Set exercise:
Output the data exactly, with every line intact.

Records for processing:
-=-=-
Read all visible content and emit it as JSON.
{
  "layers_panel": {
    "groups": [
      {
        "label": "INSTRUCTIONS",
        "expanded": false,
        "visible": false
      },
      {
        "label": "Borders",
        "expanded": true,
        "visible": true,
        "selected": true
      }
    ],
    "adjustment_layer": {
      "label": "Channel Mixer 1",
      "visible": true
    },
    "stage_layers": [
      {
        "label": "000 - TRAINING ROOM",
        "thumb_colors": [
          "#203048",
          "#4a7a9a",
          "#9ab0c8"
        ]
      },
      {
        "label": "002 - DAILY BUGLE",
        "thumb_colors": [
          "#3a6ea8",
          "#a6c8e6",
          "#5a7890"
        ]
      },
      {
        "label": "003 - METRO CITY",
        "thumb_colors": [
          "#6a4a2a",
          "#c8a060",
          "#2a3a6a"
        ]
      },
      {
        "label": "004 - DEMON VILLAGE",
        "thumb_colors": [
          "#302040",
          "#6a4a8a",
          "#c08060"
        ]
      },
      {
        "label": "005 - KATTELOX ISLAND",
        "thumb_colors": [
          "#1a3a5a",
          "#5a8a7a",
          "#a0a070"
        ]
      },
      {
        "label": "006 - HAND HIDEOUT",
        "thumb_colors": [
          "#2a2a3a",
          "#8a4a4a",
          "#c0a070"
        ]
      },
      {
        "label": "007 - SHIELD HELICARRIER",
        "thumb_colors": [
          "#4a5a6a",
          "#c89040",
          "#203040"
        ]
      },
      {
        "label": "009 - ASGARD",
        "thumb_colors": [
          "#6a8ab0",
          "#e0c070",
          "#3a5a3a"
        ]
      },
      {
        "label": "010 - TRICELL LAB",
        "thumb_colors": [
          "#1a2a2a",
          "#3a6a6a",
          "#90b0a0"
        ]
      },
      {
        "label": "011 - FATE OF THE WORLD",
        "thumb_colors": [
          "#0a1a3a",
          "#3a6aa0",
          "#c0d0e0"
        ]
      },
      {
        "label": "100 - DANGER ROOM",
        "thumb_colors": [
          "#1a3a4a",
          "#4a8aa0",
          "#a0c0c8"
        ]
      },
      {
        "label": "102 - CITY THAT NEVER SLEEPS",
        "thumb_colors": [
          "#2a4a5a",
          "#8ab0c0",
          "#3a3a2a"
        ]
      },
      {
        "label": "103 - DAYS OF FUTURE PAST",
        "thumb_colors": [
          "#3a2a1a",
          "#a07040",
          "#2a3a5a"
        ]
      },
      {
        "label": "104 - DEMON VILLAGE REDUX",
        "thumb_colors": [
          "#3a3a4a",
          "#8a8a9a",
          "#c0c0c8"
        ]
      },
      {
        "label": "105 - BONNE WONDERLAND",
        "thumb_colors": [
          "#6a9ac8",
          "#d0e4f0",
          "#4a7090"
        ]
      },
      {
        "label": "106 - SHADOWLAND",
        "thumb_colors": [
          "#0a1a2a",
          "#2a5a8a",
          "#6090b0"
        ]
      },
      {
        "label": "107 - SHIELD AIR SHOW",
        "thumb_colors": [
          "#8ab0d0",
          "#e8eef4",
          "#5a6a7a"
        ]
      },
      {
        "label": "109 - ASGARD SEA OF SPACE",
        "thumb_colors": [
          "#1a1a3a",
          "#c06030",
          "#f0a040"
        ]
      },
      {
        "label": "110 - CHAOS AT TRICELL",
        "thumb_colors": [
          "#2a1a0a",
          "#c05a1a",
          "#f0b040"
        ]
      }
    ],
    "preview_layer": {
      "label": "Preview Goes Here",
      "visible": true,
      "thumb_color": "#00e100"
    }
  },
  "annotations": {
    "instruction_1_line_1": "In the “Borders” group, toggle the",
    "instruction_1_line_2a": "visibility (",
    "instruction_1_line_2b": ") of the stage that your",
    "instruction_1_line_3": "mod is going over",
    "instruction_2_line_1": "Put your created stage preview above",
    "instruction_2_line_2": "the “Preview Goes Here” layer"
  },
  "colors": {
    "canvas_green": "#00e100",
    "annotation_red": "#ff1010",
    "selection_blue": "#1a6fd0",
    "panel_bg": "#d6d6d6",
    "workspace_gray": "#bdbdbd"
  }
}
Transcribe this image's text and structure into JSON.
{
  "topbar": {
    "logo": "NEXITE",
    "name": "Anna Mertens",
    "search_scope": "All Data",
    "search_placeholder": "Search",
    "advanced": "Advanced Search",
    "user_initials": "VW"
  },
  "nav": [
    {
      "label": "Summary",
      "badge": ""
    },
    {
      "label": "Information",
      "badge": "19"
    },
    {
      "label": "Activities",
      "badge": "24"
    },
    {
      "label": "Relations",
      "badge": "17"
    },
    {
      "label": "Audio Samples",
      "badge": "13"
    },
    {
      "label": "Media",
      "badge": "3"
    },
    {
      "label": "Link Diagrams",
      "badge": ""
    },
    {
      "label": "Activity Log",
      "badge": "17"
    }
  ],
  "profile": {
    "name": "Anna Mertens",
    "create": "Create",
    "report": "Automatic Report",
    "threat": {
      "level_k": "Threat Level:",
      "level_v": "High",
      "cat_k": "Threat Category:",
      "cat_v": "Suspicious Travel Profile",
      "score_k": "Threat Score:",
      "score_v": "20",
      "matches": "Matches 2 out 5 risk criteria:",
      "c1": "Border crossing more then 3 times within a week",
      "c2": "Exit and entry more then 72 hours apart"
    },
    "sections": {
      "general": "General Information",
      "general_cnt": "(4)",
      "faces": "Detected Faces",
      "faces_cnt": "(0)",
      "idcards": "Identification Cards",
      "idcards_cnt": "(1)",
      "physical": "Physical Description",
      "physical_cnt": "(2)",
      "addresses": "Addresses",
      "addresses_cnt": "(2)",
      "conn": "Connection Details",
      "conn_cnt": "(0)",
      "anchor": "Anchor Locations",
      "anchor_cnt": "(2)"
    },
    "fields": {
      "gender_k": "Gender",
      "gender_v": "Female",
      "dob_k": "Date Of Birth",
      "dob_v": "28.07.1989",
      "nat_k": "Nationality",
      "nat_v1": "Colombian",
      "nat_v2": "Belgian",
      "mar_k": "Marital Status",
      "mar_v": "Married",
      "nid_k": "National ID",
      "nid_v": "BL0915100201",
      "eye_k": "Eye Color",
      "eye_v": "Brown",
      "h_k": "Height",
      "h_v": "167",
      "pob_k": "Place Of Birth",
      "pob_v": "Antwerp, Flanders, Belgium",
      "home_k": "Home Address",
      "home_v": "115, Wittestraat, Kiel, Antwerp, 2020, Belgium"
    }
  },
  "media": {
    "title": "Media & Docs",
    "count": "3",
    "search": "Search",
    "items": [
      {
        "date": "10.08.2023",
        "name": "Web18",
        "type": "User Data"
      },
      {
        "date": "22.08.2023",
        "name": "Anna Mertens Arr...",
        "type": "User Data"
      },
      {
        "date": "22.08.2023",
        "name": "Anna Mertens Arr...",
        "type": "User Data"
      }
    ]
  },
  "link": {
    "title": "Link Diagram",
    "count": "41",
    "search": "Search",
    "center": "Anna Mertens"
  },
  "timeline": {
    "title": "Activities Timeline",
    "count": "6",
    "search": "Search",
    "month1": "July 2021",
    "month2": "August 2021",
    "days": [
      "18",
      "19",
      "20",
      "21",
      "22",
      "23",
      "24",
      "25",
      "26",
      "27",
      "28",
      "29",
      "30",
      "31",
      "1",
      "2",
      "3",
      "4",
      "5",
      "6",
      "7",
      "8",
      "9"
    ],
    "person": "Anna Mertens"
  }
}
-=-=-
The output:
Read all visible content and emit it as JSON.
{
  "layers_panel": {
    "groups": [
      {
        "label": "INSTRUCTIONS",
        "expanded": false,
        "visible": false
      },
      {
        "label": "Borders",
        "expanded": true,
        "visible": true,
        "selected": true
      }
    ],
    "adjustment_layer": {
      "label": "Channel Mixer 1",
      "visible": true
    },
    "stage_layers": [
      {
        "label": "000 - TRAINING ROOM",
        "thumb_colors": [
          "#203048",
          "#4a7a9a",
          "#9ab0c8"
        ]
      },
      {
        "label": "002 - DAILY BUGLE",
        "thumb_colors": [
          "#3a6ea8",
          "#a6c8e6",
          "#5a7890"
        ]
      },
      {
        "label": "003 - METRO CITY",
        "thumb_colors": [
          "#6a4a2a",
          "#c8a060",
          "#2a3a6a"
        ]
      },
      {
        "label": "004 - DEMON VILLAGE",
        "thumb_colors": [
          "#302040",
          "#6a4a8a",
          "#c08060"
        ]
      },
      {
        "label": "005 - KATTELOX ISLAND",
        "thumb_colors": [
          "#1a3a5a",
          "#5a8a7a",
          "#a0a070"
        ]
      },
      {
        "label": "006 - HAND HIDEOUT",
        "thumb_colors": [
          "#2a2a3a",
          "#8a4a4a",
          "#c0a070"
        ]
      },
      {
        "label": "007 - SHIELD HELICARRIER",
        "thumb_colors": [
          "#4a5a6a",
          "#c89040",
          "#203040"
        ]
      },
      {
        "label": "009 - ASGARD",
        "thumb_colors": [
          "#6a8ab0",
          "#e0c070",
          "#3a5a3a"
        ]
      },
      {
        "label": "010 - TRICELL LAB",
        "thumb_colors": [
          "#1a2a2a",
          "#3a6a6a",
          "#90b0a0"
        ]
      },
      {
        "label": "011 - FATE OF THE WORLD",
        "thumb_colors": [
          "#0a1a3a",
          "#3a6aa0",
          "#c0d0e0"
        ]
      },
      {
        "label": "100 - DANGER ROOM",
        "thumb_colors": [
          "#1a3a4a",
          "#4a8aa0",
          "#a0c0c8"
        ]
      },
      {
        "label": "102 - CITY THAT NEVER SLEEPS",
        "thumb_colors": [
          "#2a4a5a",
          "#8ab0c0",
          "#3a3a2a"
        ]
      },
      {
        "label": "103 - DAYS OF FUTURE PAST",
        "thumb_colors": [
          "#3a2a1a",
          "#a07040",
          "#2a3a5a"
        ]
      },
      {
        "label": "104 - DEMON VILLAGE REDUX",
        "thumb_colors": [
          "#3a3a4a",
          "#8a8a9a",
          "#c0c0c8"
        ]
      },
      {
        "label": "105 - BONNE WONDERLAND",
        "thumb_colors": [
          "#6a9ac8",
          "#d0e4f0",
          "#4a7090"
        ]
      },
      {
        "label": "106 - SHADOWLAND",
        "thumb_colors": [
          "#0a1a2a",
          "#2a5a8a",
          "#6090b0"
        ]
      },
      {
        "label": "107 - SHIELD AIR SHOW",
        "thumb_colors": [
          "#8ab0d0",
          "#e8eef4",
          "#5a6a7a"
        ]
      },
      {
        "label": "109 - ASGARD SEA OF SPACE",
        "thumb_colors": [
          "#1a1a3a",
          "#c06030",
          "#f0a040"
        ]
      },
      {
        "label": "110 - CHAOS AT TRICELL",
        "thumb_colors": [
          "#2a1a0a",
          "#c05a1a",
          "#f0b040"
        ]
      }
    ],
    "preview_layer": {
      "label": "Preview Goes Here",
      "visible": true,
      "thumb_color": "#00e100"
    }
  },
  "annotations": {
    "instruction_1_line_1": "In the “Borders” group, toggle the",
    "instruction_1_line_2a": "visibility (",
    "instruction_1_line_2b": ") of the stage that your",
    "instruction_1_line_3": "mod is going over",
    "instruction_2_line_1": "Put your created stage preview above",
    "instruction_2_line_2": "the “Preview Goes Here” layer"
  },
  "colors": {
    "canvas_green": "#00e100",
    "annotation_red": "#ff1010",
    "selection_blue": "#1a6fd0",
    "panel_bg": "#d6d6d6",
    "workspace_gray": "#bdbdbd"
  }
}
Transcribe this image's text and structure into JSON.
{
  "topbar": {
    "logo": "NEXITE",
    "name": "Anna Mertens",
    "search_scope": "All Data",
    "search_placeholder": "Search",
    "advanced": "Advanced Search",
    "user_initials": "VW"
  },
  "nav": [
    {
      "label": "Summary",
      "badge": ""
    },
    {
      "label": "Information",
      "badge": "19"
    },
    {
      "label": "Activities",
      "badge": "24"
    },
    {
      "label": "Relations",
      "badge": "17"
    },
    {
      "label": "Audio Samples",
      "badge": "13"
    },
    {
      "label": "Media",
      "badge": "3"
    },
    {
      "label": "Link Diagrams",
      "badge": ""
    },
    {
      "label": "Activity Log",
      "badge": "17"
    }
  ],
  "profile": {
    "name": "Anna Mertens",
    "create": "Create",
    "report": "Automatic Report",
    "threat": {
      "level_k": "Threat Level:",
      "level_v": "High",
      "cat_k": "Threat Category:",
      "cat_v": "Suspicious Travel Profile",
      "score_k": "Threat Score:",
      "score_v": "20",
      "matches": "Matches 2 out 5 risk criteria:",
      "c1": "Border crossing more then 3 times within a week",
      "c2": "Exit and entry more then 72 hours apart"
    },
    "sections": {
      "general": "General Information",
      "general_cnt": "(4)",
      "faces": "Detected Faces",
      "faces_cnt": "(0)",
      "idcards": "Identification Cards",
      "idcards_cnt": "(1)",
      "physical": "Physical Description",
      "physical_cnt": "(2)",
      "addresses": "Addresses",
      "addresses_cnt": "(2)",
      "conn": "Connection Details",
      "conn_cnt": "(0)",
      "anchor": "Anchor Locations",
      "anchor_cnt": "(2)"
    },
    "fields": {
      "gender_k": "Gender",
      "gender_v": "Female",
      "dob_k": "Date Of Birth",
      "dob_v": "28.07.1989",
      "nat_k": "Nationality",
      "nat_v1": "Colombian",
      "nat_v2": "Belgian",
      "mar_k": "Marital Status",
      "mar_v": "Married",
      "nid_k": "National ID",
      "nid_v": "BL0915100201",
      "eye_k": "Eye Color",
      "eye_v": "Brown",
      "h_k": "Height",
      "h_v": "167",
      "pob_k": "Place Of Birth",
      "pob_v": "Antwerp, Flanders, Belgium",
      "home_k": "Home Address",
      "home_v": "115, Wittestraat, Kiel, Antwerp, 2020, Belgium"
    }
  },
  "media": {
    "title": "Media & Docs",
    "count": "3",
    "search": "Search",
    "items": [
      {
        "date": "10.08.2023",
        "name": "Web18",
        "type": "User Data"
      },
      {
        "date": "22.08.2023",
        "name": "Anna Mertens Arr...",
        "type": "User Data"
      },
      {
        "date": "22.08.2023",
        "name": "Anna Mertens Arr...",
        "type": "User Data"
      }
    ]
  },
  "link": {
    "title": "Link Diagram",
    "count": "41",
    "search": "Search",
    "center": "Anna Mertens"
  },
  "timeline": {
    "title": "Activities Timeline",
    "count": "6",
    "search": "Search",
    "month1": "July 2021",
    "month2": "August 2021",
    "days": [
      "18",
      "19",
      "20",
      "21",
      "22",
      "23",
      "24",
      "25",
      "26",
      "27",
      "28",
      "29",
      "30",
      "31",
      "1",
      "2",
      "3",
      "4",
      "5",
      "6",
      "7",
      "8",
      "9"
    ],
    "person": "Anna Mertens"
  }
}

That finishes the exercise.